Your goal: Give the listing below again in full, exactly as written.

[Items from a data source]
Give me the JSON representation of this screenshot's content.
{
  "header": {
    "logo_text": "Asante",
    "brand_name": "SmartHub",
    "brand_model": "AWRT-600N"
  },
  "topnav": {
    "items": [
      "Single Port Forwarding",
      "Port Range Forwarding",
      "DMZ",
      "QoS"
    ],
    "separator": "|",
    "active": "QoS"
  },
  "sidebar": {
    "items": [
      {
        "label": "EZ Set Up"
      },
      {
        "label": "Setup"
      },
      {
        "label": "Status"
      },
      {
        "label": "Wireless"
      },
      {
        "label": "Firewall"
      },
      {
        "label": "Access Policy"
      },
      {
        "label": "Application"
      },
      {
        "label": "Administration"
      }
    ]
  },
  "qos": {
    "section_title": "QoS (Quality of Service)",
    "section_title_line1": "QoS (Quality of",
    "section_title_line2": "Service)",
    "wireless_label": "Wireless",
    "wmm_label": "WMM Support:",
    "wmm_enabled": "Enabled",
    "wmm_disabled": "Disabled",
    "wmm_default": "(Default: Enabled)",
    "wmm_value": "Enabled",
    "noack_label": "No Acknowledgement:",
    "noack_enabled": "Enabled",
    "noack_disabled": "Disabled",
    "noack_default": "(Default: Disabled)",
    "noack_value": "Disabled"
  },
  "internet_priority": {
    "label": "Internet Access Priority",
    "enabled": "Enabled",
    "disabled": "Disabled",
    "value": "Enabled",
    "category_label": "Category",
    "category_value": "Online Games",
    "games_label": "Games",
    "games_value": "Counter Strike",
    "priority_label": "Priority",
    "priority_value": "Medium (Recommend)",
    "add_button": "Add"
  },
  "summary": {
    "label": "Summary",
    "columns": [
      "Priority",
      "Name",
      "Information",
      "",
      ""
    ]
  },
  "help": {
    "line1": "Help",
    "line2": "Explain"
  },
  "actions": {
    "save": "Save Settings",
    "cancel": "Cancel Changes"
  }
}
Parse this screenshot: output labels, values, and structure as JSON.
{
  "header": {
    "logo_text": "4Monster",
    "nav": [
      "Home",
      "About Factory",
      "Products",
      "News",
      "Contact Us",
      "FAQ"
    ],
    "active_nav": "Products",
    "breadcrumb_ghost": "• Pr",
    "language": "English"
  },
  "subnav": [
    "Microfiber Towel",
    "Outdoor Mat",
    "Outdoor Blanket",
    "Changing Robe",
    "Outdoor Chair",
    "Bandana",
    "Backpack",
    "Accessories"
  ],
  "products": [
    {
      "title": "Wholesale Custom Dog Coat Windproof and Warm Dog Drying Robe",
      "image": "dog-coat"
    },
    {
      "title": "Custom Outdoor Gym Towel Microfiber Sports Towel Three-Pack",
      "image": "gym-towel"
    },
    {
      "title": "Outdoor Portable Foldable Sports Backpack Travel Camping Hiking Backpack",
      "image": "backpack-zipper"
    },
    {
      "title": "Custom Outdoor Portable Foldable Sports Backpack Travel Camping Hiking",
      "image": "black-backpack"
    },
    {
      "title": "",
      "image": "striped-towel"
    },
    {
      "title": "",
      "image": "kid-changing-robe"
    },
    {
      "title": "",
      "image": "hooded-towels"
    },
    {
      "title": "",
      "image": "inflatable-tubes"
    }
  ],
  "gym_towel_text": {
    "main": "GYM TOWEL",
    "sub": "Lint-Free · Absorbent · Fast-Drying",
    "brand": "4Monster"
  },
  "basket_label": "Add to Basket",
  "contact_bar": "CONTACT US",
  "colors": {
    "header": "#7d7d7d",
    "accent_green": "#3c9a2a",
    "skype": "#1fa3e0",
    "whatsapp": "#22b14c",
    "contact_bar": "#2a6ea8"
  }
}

Result of the task:
Give me the JSON representation of this screenshot's content.
{
  "header": {
    "logo_text": "Asante",
    "brand_name": "SmartHub",
    "brand_model": "AWRT-600N"
  },
  "topnav": {
    "items": [
      "Single Port Forwarding",
      "Port Range Forwarding",
      "DMZ",
      "QoS"
    ],
    "separator": "|",
    "active": "QoS"
  },
  "sidebar": {
    "items": [
      {
        "label": "EZ Set Up"
      },
      {
        "label": "Setup"
      },
      {
        "label": "Status"
      },
      {
        "label": "Wireless"
      },
      {
        "label": "Firewall"
      },
      {
        "label": "Access Policy"
      },
      {
        "label": "Application"
      },
      {
        "label": "Administration"
      }
    ]
  },
  "qos": {
    "section_title": "QoS (Quality of Service)",
    "section_title_line1": "QoS (Quality of",
    "section_title_line2": "Service)",
    "wireless_label": "Wireless",
    "wmm_label": "WMM Support:",
    "wmm_enabled": "Enabled",
    "wmm_disabled": "Disabled",
    "wmm_default": "(Default: Enabled)",
    "wmm_value": "Enabled",
    "noack_label": "No Acknowledgement:",
    "noack_enabled": "Enabled",
    "noack_disabled": "Disabled",
    "noack_default": "(Default: Disabled)",
    "noack_value": "Disabled"
  },
  "internet_priority": {
    "label": "Internet Access Priority",
    "enabled": "Enabled",
    "disabled": "Disabled",
    "value": "Enabled",
    "category_label": "Category",
    "category_value": "Online Games",
    "games_label": "Games",
    "games_value": "Counter Strike",
    "priority_label": "Priority",
    "priority_value": "Medium (Recommend)",
    "add_button": "Add"
  },
  "summary": {
    "label": "Summary",
    "columns": [
      "Priority",
      "Name",
      "Information",
      "",
      ""
    ]
  },
  "help": {
    "line1": "Help",
    "line2": "Explain"
  },
  "actions": {
    "save": "Save Settings",
    "cancel": "Cancel Changes"
  }
}
Parse this screenshot: output labels, values, and structure as JSON.
{
  "header": {
    "logo_text": "4Monster",
    "nav": [
      "Home",
      "About Factory",
      "Products",
      "News",
      "Contact Us",
      "FAQ"
    ],
    "active_nav": "Products",
    "breadcrumb_ghost": "• Pr",
    "language": "English"
  },
  "subnav": [
    "Microfiber Towel",
    "Outdoor Mat",
    "Outdoor Blanket",
    "Changing Robe",
    "Outdoor Chair",
    "Bandana",
    "Backpack",
    "Accessories"
  ],
  "products": [
    {
      "title": "Wholesale Custom Dog Coat Windproof and Warm Dog Drying Robe",
      "image": "dog-coat"
    },
    {
      "title": "Custom Outdoor Gym Towel Microfiber Sports Towel Three-Pack",
      "image": "gym-towel"
    },
    {
      "title": "Outdoor Portable Foldable Sports Backpack Travel Camping Hiking Backpack",
      "image": "backpack-zipper"
    },
    {
      "title": "Custom Outdoor Portable Foldable Sports Backpack Travel Camping Hiking",
      "image": "black-backpack"
    },
    {
      "title": "",
      "image": "striped-towel"
    },
    {
      "title": "",
      "image": "kid-changing-robe"
    },
    {
      "title": "",
      "image": "hooded-towels"
    },
    {
      "title": "",
      "image": "inflatable-tubes"
    }
  ],
  "gym_towel_text": {
    "main": "GYM TOWEL",
    "sub": "Lint-Free · Absorbent · Fast-Drying",
    "brand": "4Monster"
  },
  "basket_label": "Add to Basket",
  "contact_bar": "CONTACT US",
  "colors": {
    "header": "#7d7d7d",
    "accent_green": "#3c9a2a",
    "skype": "#1fa3e0",
    "whatsapp": "#22b14c",
    "contact_bar": "#2a6ea8"
  }
}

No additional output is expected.